Quote the records that follow in full, leaving the pictures out.

Data tied to figure images
►
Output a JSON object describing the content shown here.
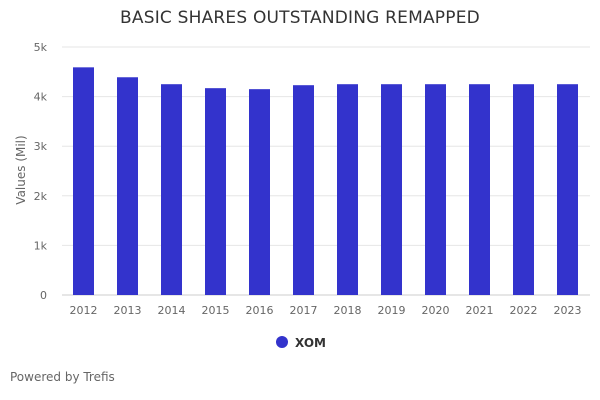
{
  "chart_data": {
    "type": "bar",
    "title": "BASIC SHARES OUTSTANDING REMAPPED",
    "ylabel": "Values (Mil)",
    "ylim": [
      0,
      5000
    ],
    "yticks": [
      0,
      1000,
      2000,
      3000,
      4000,
      5000
    ],
    "ytick_labels": [
      "0",
      "1k",
      "2k",
      "3k",
      "4k",
      "5k"
    ],
    "categories": [
      "2012",
      "2013",
      "2014",
      "2015",
      "2016",
      "2017",
      "2018",
      "2019",
      "2020",
      "2021",
      "2022",
      "2023"
    ],
    "series": [
      {
        "name": "XOM",
        "color": "#3333cc",
        "values": [
          4590,
          4390,
          4250,
          4170,
          4150,
          4230,
          4250,
          4250,
          4250,
          4250,
          4250,
          4250
        ]
      }
    ],
    "grid": true,
    "legend": "bottom-center"
  },
  "footer": {
    "credit": "Powered by Trefis"
  }
}
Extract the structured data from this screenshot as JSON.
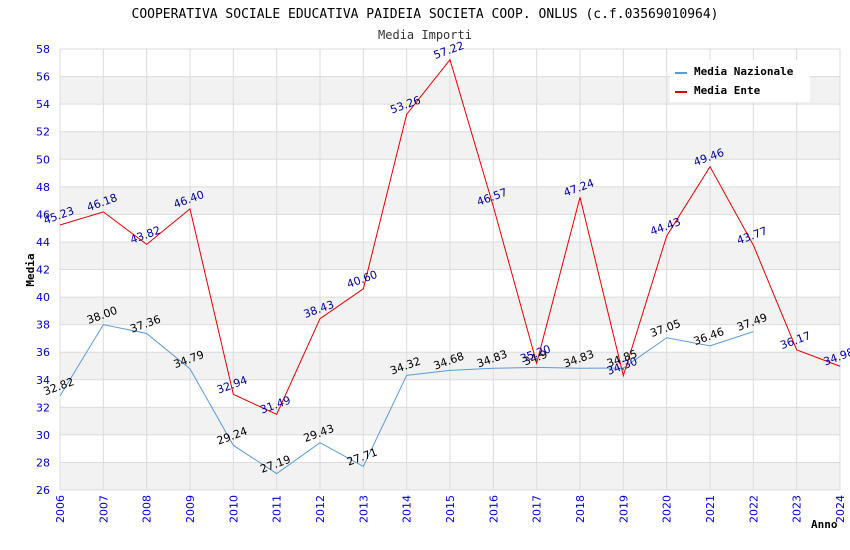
{
  "chart_data": {
    "type": "line",
    "title": "COOPERATIVA SOCIALE EDUCATIVA PAIDEIA SOCIETA COOP. ONLUS (c.f.03569010964)",
    "subtitle": "Media Importi",
    "xlabel": "Anno",
    "ylabel": "Media",
    "ylim": [
      26,
      58
    ],
    "yticks": [
      "26",
      "28",
      "30",
      "32",
      "34",
      "36",
      "38",
      "40",
      "42",
      "44",
      "46",
      "48",
      "50",
      "52",
      "54",
      "56",
      "58"
    ],
    "categories": [
      "2006",
      "2007",
      "2008",
      "2009",
      "2010",
      "2011",
      "2012",
      "2013",
      "2014",
      "2015",
      "2016",
      "2017",
      "2018",
      "2019",
      "2020",
      "2021",
      "2022",
      "2023",
      "2024"
    ],
    "legend_position": "top-right",
    "series": [
      {
        "name": "Media Nazionale",
        "color": "#5b9bd5",
        "label_color": "#000000",
        "values": [
          32.82,
          38.0,
          37.36,
          34.79,
          29.24,
          27.19,
          29.43,
          27.71,
          34.32,
          34.68,
          34.83,
          34.9,
          34.83,
          34.85,
          37.05,
          36.46,
          37.49,
          null,
          null
        ],
        "labels": [
          "32.82",
          "38.00",
          "37.36",
          "34.79",
          "29.24",
          "27.19",
          "29.43",
          "27.71",
          "34.32",
          "34.68",
          "34.83",
          "34.9",
          "34.83",
          "34.85",
          "37.05",
          "36.46",
          "37.49",
          null,
          null
        ]
      },
      {
        "name": "Media Ente",
        "color": "#e60000",
        "label_color": "#000099",
        "values": [
          45.23,
          46.18,
          43.82,
          46.4,
          32.94,
          31.49,
          38.43,
          40.6,
          53.26,
          57.22,
          46.57,
          35.2,
          47.24,
          34.3,
          44.43,
          49.46,
          43.77,
          36.17,
          34.98
        ],
        "labels": [
          "45.23",
          "46.18",
          "43.82",
          "46.40",
          "32.94",
          "31.49",
          "38.43",
          "40.60",
          "53.26",
          "57.22",
          "46.57",
          "35.20",
          "47.24",
          "34.30",
          "44.43",
          "49.46",
          "43.77",
          "36.17",
          "34.98"
        ]
      }
    ]
  }
}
◄
▶ **FULL SOLUTION**:
Output a JSON object describing the content shown here.
{
  "chart_data": {
    "type": "bar",
    "title": "BASIC SHARES OUTSTANDING REMAPPED",
    "ylabel": "Values (Mil)",
    "ylim": [
      0,
      5000
    ],
    "yticks": [
      0,
      1000,
      2000,
      3000,
      4000,
      5000
    ],
    "ytick_labels": [
      "0",
      "1k",
      "2k",
      "3k",
      "4k",
      "5k"
    ],
    "categories": [
      "2012",
      "2013",
      "2014",
      "2015",
      "2016",
      "2017",
      "2018",
      "2019",
      "2020",
      "2021",
      "2022",
      "2023"
    ],
    "series": [
      {
        "name": "XOM",
        "color": "#3333cc",
        "values": [
          4590,
          4390,
          4250,
          4170,
          4150,
          4230,
          4250,
          4250,
          4250,
          4250,
          4250,
          4250
        ]
      }
    ],
    "grid": true,
    "legend": "bottom-center"
  },
  "footer": {
    "credit": "Powered by Trefis"
  }
}
Extract the structured data from this screenshot as JSON.
{
  "chart_data": {
    "type": "line",
    "title": "COOPERATIVA SOCIALE EDUCATIVA PAIDEIA SOCIETA COOP. ONLUS (c.f.03569010964)",
    "subtitle": "Media Importi",
    "xlabel": "Anno",
    "ylabel": "Media",
    "ylim": [
      26,
      58
    ],
    "yticks": [
      "26",
      "28",
      "30",
      "32",
      "34",
      "36",
      "38",
      "40",
      "42",
      "44",
      "46",
      "48",
      "50",
      "52",
      "54",
      "56",
      "58"
    ],
    "categories": [
      "2006",
      "2007",
      "2008",
      "2009",
      "2010",
      "2011",
      "2012",
      "2013",
      "2014",
      "2015",
      "2016",
      "2017",
      "2018",
      "2019",
      "2020",
      "2021",
      "2022",
      "2023",
      "2024"
    ],
    "legend_position": "top-right",
    "series": [
      {
        "name": "Media Nazionale",
        "color": "#5b9bd5",
        "label_color": "#000000",
        "values": [
          32.82,
          38.0,
          37.36,
          34.79,
          29.24,
          27.19,
          29.43,
          27.71,
          34.32,
          34.68,
          34.83,
          34.9,
          34.83,
          34.85,
          37.05,
          36.46,
          37.49,
          null,
          null
        ],
        "labels": [
          "32.82",
          "38.00",
          "37.36",
          "34.79",
          "29.24",
          "27.19",
          "29.43",
          "27.71",
          "34.32",
          "34.68",
          "34.83",
          "34.9",
          "34.83",
          "34.85",
          "37.05",
          "36.46",
          "37.49",
          null,
          null
        ]
      },
      {
        "name": "Media Ente",
        "color": "#e60000",
        "label_color": "#000099",
        "values": [
          45.23,
          46.18,
          43.82,
          46.4,
          32.94,
          31.49,
          38.43,
          40.6,
          53.26,
          57.22,
          46.57,
          35.2,
          47.24,
          34.3,
          44.43,
          49.46,
          43.77,
          36.17,
          34.98
        ],
        "labels": [
          "45.23",
          "46.18",
          "43.82",
          "46.40",
          "32.94",
          "31.49",
          "38.43",
          "40.60",
          "53.26",
          "57.22",
          "46.57",
          "35.20",
          "47.24",
          "34.30",
          "44.43",
          "49.46",
          "43.77",
          "36.17",
          "34.98"
        ]
      }
    ]
  }
}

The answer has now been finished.